--- begin ---
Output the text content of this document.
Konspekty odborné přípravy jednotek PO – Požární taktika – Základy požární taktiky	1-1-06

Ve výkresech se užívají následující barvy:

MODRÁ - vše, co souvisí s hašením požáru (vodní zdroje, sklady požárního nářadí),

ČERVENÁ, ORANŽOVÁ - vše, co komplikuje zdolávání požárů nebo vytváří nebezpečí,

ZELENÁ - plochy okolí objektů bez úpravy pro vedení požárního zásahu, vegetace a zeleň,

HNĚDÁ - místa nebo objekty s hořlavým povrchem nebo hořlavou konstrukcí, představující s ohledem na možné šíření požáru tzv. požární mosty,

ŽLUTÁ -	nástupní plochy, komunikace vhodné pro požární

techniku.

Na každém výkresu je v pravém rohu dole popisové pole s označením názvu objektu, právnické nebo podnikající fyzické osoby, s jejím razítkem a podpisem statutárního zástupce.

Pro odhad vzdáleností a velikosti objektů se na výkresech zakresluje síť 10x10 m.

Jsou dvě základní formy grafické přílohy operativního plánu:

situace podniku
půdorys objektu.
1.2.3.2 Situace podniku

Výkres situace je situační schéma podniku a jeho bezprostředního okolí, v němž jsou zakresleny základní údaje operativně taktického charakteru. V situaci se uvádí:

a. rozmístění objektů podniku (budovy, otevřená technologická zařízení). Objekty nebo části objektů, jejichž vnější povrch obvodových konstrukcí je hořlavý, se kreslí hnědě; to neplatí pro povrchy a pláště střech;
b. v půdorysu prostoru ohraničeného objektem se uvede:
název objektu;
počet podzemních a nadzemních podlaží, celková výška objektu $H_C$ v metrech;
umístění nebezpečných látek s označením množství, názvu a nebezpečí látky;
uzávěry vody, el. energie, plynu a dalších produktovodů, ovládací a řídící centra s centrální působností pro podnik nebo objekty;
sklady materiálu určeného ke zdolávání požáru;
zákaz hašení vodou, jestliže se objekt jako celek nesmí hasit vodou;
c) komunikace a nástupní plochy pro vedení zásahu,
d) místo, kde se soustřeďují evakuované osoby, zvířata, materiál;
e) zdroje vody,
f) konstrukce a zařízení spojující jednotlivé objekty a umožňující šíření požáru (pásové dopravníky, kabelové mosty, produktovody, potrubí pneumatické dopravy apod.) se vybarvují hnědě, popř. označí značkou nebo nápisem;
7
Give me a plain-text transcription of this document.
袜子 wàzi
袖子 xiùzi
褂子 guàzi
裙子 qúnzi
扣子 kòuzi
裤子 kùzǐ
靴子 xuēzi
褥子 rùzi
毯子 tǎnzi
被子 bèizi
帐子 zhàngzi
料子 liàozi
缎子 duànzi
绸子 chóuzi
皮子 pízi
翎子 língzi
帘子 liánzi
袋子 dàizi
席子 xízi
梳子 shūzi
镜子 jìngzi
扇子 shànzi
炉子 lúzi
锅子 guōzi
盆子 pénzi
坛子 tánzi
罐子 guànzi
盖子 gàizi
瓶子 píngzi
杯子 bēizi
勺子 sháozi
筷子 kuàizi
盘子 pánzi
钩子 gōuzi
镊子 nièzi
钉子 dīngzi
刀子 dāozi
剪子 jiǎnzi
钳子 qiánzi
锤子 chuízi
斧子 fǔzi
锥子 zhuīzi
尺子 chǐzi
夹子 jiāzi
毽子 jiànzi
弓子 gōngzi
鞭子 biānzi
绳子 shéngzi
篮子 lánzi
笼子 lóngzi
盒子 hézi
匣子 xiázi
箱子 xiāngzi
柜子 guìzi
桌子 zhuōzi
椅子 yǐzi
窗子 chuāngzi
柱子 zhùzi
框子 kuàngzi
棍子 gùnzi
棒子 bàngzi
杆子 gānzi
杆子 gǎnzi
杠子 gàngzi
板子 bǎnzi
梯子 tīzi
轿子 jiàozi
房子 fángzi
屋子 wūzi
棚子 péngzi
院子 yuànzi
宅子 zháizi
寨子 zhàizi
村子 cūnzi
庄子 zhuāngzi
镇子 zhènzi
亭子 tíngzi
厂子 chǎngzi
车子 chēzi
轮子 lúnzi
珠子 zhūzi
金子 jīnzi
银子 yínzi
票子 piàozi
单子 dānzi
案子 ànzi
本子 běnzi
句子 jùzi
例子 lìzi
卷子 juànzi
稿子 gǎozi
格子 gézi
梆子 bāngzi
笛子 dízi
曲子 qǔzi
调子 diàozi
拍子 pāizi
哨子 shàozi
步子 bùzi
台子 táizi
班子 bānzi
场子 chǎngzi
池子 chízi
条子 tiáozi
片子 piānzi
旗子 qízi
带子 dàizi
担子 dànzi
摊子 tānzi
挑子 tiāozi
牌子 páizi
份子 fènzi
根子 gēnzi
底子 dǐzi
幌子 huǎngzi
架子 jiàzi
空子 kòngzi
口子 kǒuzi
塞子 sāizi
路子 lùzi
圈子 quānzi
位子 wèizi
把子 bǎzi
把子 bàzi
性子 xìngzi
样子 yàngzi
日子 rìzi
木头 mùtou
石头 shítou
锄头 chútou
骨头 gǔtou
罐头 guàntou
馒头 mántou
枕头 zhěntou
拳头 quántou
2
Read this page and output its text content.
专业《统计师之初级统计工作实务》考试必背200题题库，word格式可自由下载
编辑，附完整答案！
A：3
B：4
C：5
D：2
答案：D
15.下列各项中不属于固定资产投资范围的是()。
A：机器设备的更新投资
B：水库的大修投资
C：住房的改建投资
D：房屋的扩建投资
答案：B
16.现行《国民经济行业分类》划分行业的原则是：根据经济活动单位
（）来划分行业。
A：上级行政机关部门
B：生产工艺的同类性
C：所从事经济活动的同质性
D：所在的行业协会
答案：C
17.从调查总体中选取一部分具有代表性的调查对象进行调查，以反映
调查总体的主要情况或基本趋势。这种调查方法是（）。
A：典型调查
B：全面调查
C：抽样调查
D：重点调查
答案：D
--- end ---
Requirement: Pull out each line of the entries that contains "požárního".

Exercise response:
MODRÁ - vše, co souvisí s hašením požáru (vodní zdroje, sklady požárního nářadí),
ZELENÁ - plochy okolí objektů bez úpravy pro vedení požárního zásahu, vegetace a zeleň,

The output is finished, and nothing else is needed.